▸ EXERCISE REQUIREMENTS
Give the count of lines in the data that include "семейства", with no other words.

** START **

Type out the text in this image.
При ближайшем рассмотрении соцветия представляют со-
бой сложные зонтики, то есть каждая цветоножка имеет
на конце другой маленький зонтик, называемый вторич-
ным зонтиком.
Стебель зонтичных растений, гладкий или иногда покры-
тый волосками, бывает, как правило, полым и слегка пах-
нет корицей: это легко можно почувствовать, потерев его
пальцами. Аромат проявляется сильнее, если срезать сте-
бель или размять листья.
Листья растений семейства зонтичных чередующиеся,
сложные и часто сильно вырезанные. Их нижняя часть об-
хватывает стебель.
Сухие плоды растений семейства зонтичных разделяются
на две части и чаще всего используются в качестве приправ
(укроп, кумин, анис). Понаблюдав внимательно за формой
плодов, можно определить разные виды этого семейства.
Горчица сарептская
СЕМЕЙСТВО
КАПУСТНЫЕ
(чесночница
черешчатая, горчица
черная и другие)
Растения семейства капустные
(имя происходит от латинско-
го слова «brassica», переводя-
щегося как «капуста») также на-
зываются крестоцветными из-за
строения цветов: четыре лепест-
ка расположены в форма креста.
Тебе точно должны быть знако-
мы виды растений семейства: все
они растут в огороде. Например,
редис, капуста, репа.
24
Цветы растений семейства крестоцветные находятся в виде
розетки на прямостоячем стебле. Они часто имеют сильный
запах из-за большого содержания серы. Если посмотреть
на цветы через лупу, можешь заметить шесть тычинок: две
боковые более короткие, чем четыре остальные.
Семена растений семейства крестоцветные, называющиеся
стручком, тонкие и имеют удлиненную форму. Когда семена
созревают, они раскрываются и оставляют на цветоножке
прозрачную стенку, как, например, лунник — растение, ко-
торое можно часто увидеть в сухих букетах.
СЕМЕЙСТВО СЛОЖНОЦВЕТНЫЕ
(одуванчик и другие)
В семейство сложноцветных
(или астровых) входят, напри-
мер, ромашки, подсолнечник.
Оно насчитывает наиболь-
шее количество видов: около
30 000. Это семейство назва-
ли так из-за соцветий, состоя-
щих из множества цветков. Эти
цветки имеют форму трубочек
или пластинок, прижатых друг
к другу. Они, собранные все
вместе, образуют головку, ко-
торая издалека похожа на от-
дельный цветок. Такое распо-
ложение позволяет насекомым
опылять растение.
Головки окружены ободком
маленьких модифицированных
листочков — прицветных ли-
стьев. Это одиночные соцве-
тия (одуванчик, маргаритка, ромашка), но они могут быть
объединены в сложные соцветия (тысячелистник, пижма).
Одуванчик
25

** END **

▸ THE RESPONSE
7